***** Extracted information

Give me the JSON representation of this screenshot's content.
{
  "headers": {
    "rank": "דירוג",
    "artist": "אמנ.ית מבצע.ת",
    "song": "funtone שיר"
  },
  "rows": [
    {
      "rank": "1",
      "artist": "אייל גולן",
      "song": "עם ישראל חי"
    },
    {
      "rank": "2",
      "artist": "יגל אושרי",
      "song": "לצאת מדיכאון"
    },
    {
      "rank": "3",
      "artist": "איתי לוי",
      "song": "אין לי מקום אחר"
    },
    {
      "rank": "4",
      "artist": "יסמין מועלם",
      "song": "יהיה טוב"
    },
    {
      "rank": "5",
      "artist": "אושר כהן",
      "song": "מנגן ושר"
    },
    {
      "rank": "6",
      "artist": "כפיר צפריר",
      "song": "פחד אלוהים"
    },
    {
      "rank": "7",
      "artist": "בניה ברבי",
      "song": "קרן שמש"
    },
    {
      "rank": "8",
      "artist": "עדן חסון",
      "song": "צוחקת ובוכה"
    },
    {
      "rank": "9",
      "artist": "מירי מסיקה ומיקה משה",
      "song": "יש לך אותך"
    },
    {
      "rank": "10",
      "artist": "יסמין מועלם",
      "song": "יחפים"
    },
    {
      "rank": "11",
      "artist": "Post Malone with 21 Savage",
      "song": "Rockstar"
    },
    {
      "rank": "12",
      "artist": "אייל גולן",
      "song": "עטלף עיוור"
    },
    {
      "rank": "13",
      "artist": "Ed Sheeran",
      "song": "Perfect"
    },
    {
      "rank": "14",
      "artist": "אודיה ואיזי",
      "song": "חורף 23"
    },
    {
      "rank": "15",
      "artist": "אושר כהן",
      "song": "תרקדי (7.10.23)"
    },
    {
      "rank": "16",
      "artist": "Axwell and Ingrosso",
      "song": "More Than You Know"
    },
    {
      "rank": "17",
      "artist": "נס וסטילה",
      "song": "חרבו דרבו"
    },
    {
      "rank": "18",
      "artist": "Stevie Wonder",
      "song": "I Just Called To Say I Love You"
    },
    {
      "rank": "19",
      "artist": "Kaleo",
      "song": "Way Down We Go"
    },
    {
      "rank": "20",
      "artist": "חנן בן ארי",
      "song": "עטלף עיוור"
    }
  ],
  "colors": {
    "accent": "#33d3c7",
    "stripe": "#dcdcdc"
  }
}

**********

What you are asked to do:
All of the entries must be quoted exactly; please include each one.

Final result:
Give me the JSON representation of this screenshot's content.
{
  "headers": {
    "rank": "דירוג",
    "artist": "אמנ.ית מבצע.ת",
    "song": "funtone שיר"
  },
  "rows": [
    {
      "rank": "1",
      "artist": "אייל גולן",
      "song": "עם ישראל חי"
    },
    {
      "rank": "2",
      "artist": "יגל אושרי",
      "song": "לצאת מדיכאון"
    },
    {
      "rank": "3",
      "artist": "איתי לוי",
      "song": "אין לי מקום אחר"
    },
    {
      "rank": "4",
      "artist": "יסמין מועלם",
      "song": "יהיה טוב"
    },
    {
      "rank": "5",
      "artist": "אושר כהן",
      "song": "מנגן ושר"
    },
    {
      "rank": "6",
      "artist": "כפיר צפריר",
      "song": "פחד אלוהים"
    },
    {
      "rank": "7",
      "artist": "בניה ברבי",
      "song": "קרן שמש"
    },
    {
      "rank": "8",
      "artist": "עדן חסון",
      "song": "צוחקת ובוכה"
    },
    {
      "rank": "9",
      "artist": "מירי מסיקה ומיקה משה",
      "song": "יש לך אותך"
    },
    {
      "rank": "10",
      "artist": "יסמין מועלם",
      "song": "יחפים"
    },
    {
      "rank": "11",
      "artist": "Post Malone with 21 Savage",
      "song": "Rockstar"
    },
    {
      "rank": "12",
      "artist": "אייל גולן",
      "song": "עטלף עיוור"
    },
    {
      "rank": "13",
      "artist": "Ed Sheeran",
      "song": "Perfect"
    },
    {
      "rank": "14",
      "artist": "אודיה ואיזי",
      "song": "חורף 23"
    },
    {
      "rank": "15",
      "artist": "אושר כהן",
      "song": "תרקדי (7.10.23)"
    },
    {
      "rank": "16",
      "artist": "Axwell and Ingrosso",
      "song": "More Than You Know"
    },
    {
      "rank": "17",
      "artist": "נס וסטילה",
      "song": "חרבו דרבו"
    },
    {
      "rank": "18",
      "artist": "Stevie Wonder",
      "song": "I Just Called To Say I Love You"
    },
    {
      "rank": "19",
      "artist": "Kaleo",
      "song": "Way Down We Go"
    },
    {
      "rank": "20",
      "artist": "חנן בן ארי",
      "song": "עטלף עיוור"
    }
  ],
  "colors": {
    "accent": "#33d3c7",
    "stripe": "#dcdcdc"
  }
}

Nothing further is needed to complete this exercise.